Work out how many lines in the listing below include the word "bedroom"; answer with the number alone.

## Information supplied:

• • •

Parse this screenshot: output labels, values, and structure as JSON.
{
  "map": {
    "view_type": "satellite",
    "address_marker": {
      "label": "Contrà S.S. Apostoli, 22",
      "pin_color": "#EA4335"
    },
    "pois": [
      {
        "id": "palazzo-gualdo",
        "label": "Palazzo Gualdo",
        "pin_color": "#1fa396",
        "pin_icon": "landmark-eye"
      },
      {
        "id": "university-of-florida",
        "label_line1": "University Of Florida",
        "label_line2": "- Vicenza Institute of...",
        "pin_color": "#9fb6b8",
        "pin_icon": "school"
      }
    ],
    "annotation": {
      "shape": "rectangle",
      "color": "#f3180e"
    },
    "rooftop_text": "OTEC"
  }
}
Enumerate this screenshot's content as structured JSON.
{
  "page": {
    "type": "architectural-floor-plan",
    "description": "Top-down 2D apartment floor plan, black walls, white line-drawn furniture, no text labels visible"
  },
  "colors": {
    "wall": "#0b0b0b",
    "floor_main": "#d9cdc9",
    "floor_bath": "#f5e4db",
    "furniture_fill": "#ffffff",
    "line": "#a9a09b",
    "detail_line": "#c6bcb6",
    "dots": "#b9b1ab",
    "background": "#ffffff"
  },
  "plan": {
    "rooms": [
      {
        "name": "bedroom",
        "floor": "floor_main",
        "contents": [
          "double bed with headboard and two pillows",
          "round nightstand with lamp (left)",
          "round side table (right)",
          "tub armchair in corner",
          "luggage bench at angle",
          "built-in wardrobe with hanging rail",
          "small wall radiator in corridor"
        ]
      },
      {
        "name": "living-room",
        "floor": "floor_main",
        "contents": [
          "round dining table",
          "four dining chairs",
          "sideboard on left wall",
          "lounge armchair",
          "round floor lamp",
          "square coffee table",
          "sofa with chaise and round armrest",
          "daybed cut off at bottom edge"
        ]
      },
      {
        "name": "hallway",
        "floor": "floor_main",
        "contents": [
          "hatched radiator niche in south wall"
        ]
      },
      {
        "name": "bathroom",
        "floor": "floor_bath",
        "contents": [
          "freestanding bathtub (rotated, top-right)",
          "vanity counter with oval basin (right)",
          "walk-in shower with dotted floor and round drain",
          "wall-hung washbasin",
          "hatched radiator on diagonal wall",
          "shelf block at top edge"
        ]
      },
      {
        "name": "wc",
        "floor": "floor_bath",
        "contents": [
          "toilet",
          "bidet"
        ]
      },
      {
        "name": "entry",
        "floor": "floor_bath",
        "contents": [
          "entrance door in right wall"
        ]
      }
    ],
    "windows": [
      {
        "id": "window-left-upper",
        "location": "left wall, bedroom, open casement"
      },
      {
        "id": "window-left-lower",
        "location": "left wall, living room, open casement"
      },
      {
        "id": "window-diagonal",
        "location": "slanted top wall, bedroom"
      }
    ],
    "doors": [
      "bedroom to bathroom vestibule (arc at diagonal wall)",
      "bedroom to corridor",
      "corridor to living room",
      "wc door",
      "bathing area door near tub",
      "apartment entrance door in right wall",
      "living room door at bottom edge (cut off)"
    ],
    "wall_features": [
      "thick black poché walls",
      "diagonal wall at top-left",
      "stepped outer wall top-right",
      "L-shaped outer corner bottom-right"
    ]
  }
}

• • •

## Result:
5